■ Record set ■
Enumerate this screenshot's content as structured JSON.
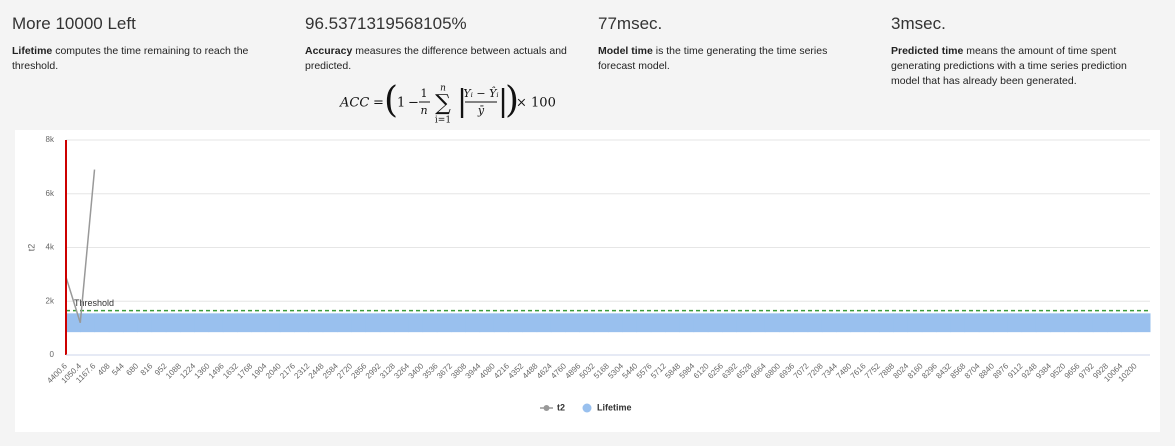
{
  "stats": [
    {
      "title": "More 10000 Left",
      "lead": "Lifetime",
      "text": "computes the time remaining to reach the threshold."
    },
    {
      "title": "96.5371319568105%",
      "lead": "Accuracy",
      "text": "measures the difference between actuals and predicted."
    },
    {
      "title": "77msec.",
      "lead": "Model time",
      "text": "is the time generating the time series forecast model."
    },
    {
      "title": "3msec.",
      "lead": "Predicted time",
      "text": "means the amount of time spent generating predictions with a time series prediction model that has already been generated."
    }
  ],
  "formula": {
    "lhs": "ACC",
    "eq": "=",
    "open": "(",
    "one": "1",
    "minus": "−",
    "frac_num": "1",
    "frac_den": "n",
    "sum": "∑",
    "sum_top": "n",
    "sum_bottom": "i=1",
    "bar_l": "|",
    "num": "Yᵢ − Ŷᵢ",
    "den": "ȳ",
    "bar_r": "|",
    "close": ")",
    "times": "× 100"
  },
  "chart_data": {
    "type": "line",
    "y_label": "t2",
    "grid": true,
    "plot_line_color": "#cc0000",
    "threshold": {
      "label": "Threshold",
      "value": 1650,
      "color": "#3a9a3a"
    },
    "ylim": [
      0,
      8000
    ],
    "yticks": [
      0,
      {
        "value": 2000,
        "label": "2k"
      },
      {
        "value": 4000,
        "label": "4k"
      },
      {
        "value": 6000,
        "label": "6k"
      },
      {
        "value": 8000,
        "label": "8k"
      }
    ],
    "categories": [
      "4400.6",
      "1050.4",
      "1167.6",
      "408",
      "544",
      "680",
      "816",
      "952",
      "1088",
      "1224",
      "1360",
      "1496",
      "1632",
      "1768",
      "1904",
      "2040",
      "2176",
      "2312",
      "2448",
      "2584",
      "2720",
      "2856",
      "2992",
      "3128",
      "3264",
      "3400",
      "3536",
      "3672",
      "3808",
      "3944",
      "4080",
      "4216",
      "4352",
      "4488",
      "4624",
      "4760",
      "4896",
      "5032",
      "5168",
      "5304",
      "5440",
      "5576",
      "5712",
      "5848",
      "5984",
      "6120",
      "6256",
      "6392",
      "6528",
      "6664",
      "6800",
      "6936",
      "7072",
      "7208",
      "7344",
      "7480",
      "7616",
      "7752",
      "7888",
      "8024",
      "8160",
      "8296",
      "8432",
      "8568",
      "8704",
      "8840",
      "8976",
      "9112",
      "9248",
      "9384",
      "9520",
      "9656",
      "9792",
      "9928",
      "10064",
      "10200"
    ],
    "series": [
      {
        "name": "t2",
        "color": "#999999",
        "values": [
          2900,
          1200,
          6900,
          null,
          null,
          null,
          null,
          null,
          null,
          null,
          null,
          null,
          null,
          null,
          null,
          null,
          null,
          null,
          null,
          null,
          null,
          null,
          null,
          null,
          null,
          null,
          null,
          null,
          null,
          null,
          null,
          null,
          null,
          null,
          null,
          null,
          null,
          null,
          null,
          null,
          null,
          null,
          null,
          null,
          null,
          null,
          null,
          null,
          null,
          null,
          null,
          null,
          null,
          null,
          null,
          null,
          null,
          null,
          null,
          null,
          null,
          null,
          null,
          null,
          null,
          null,
          null,
          null,
          null,
          null,
          null,
          null,
          null,
          null,
          null,
          null
        ]
      },
      {
        "name": "Lifetime",
        "color": "#99c0ee",
        "low": [
          850,
          850,
          850,
          850,
          850,
          850,
          850,
          850,
          850,
          850,
          850,
          850,
          850,
          850,
          850,
          850,
          850,
          850,
          850,
          850,
          850,
          850,
          850,
          850,
          850,
          850,
          850,
          850,
          850,
          850,
          850,
          850,
          850,
          850,
          850,
          850,
          850,
          850,
          850,
          850,
          850,
          850,
          850,
          850,
          850,
          850,
          850,
          850,
          850,
          850,
          850,
          850,
          850,
          850,
          850,
          850,
          850,
          850,
          850,
          850,
          850,
          850,
          850,
          850,
          850,
          850,
          850,
          850,
          850,
          850,
          850,
          850,
          850,
          850,
          850,
          850
        ],
        "high": [
          1550,
          1550,
          1550,
          1550,
          1550,
          1550,
          1550,
          1550,
          1550,
          1550,
          1550,
          1550,
          1550,
          1550,
          1550,
          1550,
          1550,
          1550,
          1550,
          1550,
          1550,
          1550,
          1550,
          1550,
          1550,
          1550,
          1550,
          1550,
          1550,
          1550,
          1550,
          1550,
          1550,
          1550,
          1550,
          1550,
          1550,
          1550,
          1550,
          1550,
          1550,
          1550,
          1550,
          1550,
          1550,
          1550,
          1550,
          1550,
          1550,
          1550,
          1550,
          1550,
          1550,
          1550,
          1550,
          1550,
          1550,
          1550,
          1550,
          1550,
          1550,
          1550,
          1550,
          1550,
          1550,
          1550,
          1550,
          1550,
          1550,
          1550,
          1550,
          1550,
          1550,
          1550,
          1550,
          1550
        ]
      }
    ]
  }
}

■ Exercise ■
Repeat the entries exactly and keep the pictures out of the copy.

■ Problem solution ■
Enumerate this screenshot's content as structured JSON.
{
  "stats": [
    {
      "title": "More 10000 Left",
      "lead": "Lifetime",
      "text": "computes the time remaining to reach the threshold."
    },
    {
      "title": "96.5371319568105%",
      "lead": "Accuracy",
      "text": "measures the difference between actuals and predicted."
    },
    {
      "title": "77msec.",
      "lead": "Model time",
      "text": "is the time generating the time series forecast model."
    },
    {
      "title": "3msec.",
      "lead": "Predicted time",
      "text": "means the amount of time spent generating predictions with a time series prediction model that has already been generated."
    }
  ],
  "formula": {
    "lhs": "ACC",
    "eq": "=",
    "open": "(",
    "one": "1",
    "minus": "−",
    "frac_num": "1",
    "frac_den": "n",
    "sum": "∑",
    "sum_top": "n",
    "sum_bottom": "i=1",
    "bar_l": "|",
    "num": "Yᵢ − Ŷᵢ",
    "den": "ȳ",
    "bar_r": "|",
    "close": ")",
    "times": "× 100"
  },
  "chart_data": {
    "type": "line",
    "y_label": "t2",
    "grid": true,
    "plot_line_color": "#cc0000",
    "threshold": {
      "label": "Threshold",
      "value": 1650,
      "color": "#3a9a3a"
    },
    "ylim": [
      0,
      8000
    ],
    "yticks": [
      0,
      {
        "value": 2000,
        "label": "2k"
      },
      {
        "value": 4000,
        "label": "4k"
      },
      {
        "value": 6000,
        "label": "6k"
      },
      {
        "value": 8000,
        "label": "8k"
      }
    ],
    "categories": [
      "4400.6",
      "1050.4",
      "1167.6",
      "408",
      "544",
      "680",
      "816",
      "952",
      "1088",
      "1224",
      "1360",
      "1496",
      "1632",
      "1768",
      "1904",
      "2040",
      "2176",
      "2312",
      "2448",
      "2584",
      "2720",
      "2856",
      "2992",
      "3128",
      "3264",
      "3400",
      "3536",
      "3672",
      "3808",
      "3944",
      "4080",
      "4216",
      "4352",
      "4488",
      "4624",
      "4760",
      "4896",
      "5032",
      "5168",
      "5304",
      "5440",
      "5576",
      "5712",
      "5848",
      "5984",
      "6120",
      "6256",
      "6392",
      "6528",
      "6664",
      "6800",
      "6936",
      "7072",
      "7208",
      "7344",
      "7480",
      "7616",
      "7752",
      "7888",
      "8024",
      "8160",
      "8296",
      "8432",
      "8568",
      "8704",
      "8840",
      "8976",
      "9112",
      "9248",
      "9384",
      "9520",
      "9656",
      "9792",
      "9928",
      "10064",
      "10200"
    ],
    "series": [
      {
        "name": "t2",
        "color": "#999999",
        "values": [
          2900,
          1200,
          6900,
          null,
          null,
          null,
          null,
          null,
          null,
          null,
          null,
          null,
          null,
          null,
          null,
          null,
          null,
          null,
          null,
          null,
          null,
          null,
          null,
          null,
          null,
          null,
          null,
          null,
          null,
          null,
          null,
          null,
          null,
          null,
          null,
          null,
          null,
          null,
          null,
          null,
          null,
          null,
          null,
          null,
          null,
          null,
          null,
          null,
          null,
          null,
          null,
          null,
          null,
          null,
          null,
          null,
          null,
          null,
          null,
          null,
          null,
          null,
          null,
          null,
          null,
          null,
          null,
          null,
          null,
          null,
          null,
          null,
          null,
          null,
          null,
          null
        ]
      },
      {
        "name": "Lifetime",
        "color": "#99c0ee",
        "low": [
          850,
          850,
          850,
          850,
          850,
          850,
          850,
          850,
          850,
          850,
          850,
          850,
          850,
          850,
          850,
          850,
          850,
          850,
          850,
          850,
          850,
          850,
          850,
          850,
          850,
          850,
          850,
          850,
          850,
          850,
          850,
          850,
          850,
          850,
          850,
          850,
          850,
          850,
          850,
          850,
          850,
          850,
          850,
          850,
          850,
          850,
          850,
          850,
          850,
          850,
          850,
          850,
          850,
          850,
          850,
          850,
          850,
          850,
          850,
          850,
          850,
          850,
          850,
          850,
          850,
          850,
          850,
          850,
          850,
          850,
          850,
          850,
          850,
          850,
          850,
          850
        ],
        "high": [
          1550,
          1550,
          1550,
          1550,
          1550,
          1550,
          1550,
          1550,
          1550,
          1550,
          1550,
          1550,
          1550,
          1550,
          1550,
          1550,
          1550,
          1550,
          1550,
          1550,
          1550,
          1550,
          1550,
          1550,
          1550,
          1550,
          1550,
          1550,
          1550,
          1550,
          1550,
          1550,
          1550,
          1550,
          1550,
          1550,
          1550,
          1550,
          1550,
          1550,
          1550,
          1550,
          1550,
          1550,
          1550,
          1550,
          1550,
          1550,
          1550,
          1550,
          1550,
          1550,
          1550,
          1550,
          1550,
          1550,
          1550,
          1550,
          1550,
          1550,
          1550,
          1550,
          1550,
          1550,
          1550,
          1550,
          1550,
          1550,
          1550,
          1550,
          1550,
          1550,
          1550,
          1550,
          1550,
          1550
        ]
      }
    ]
  }
}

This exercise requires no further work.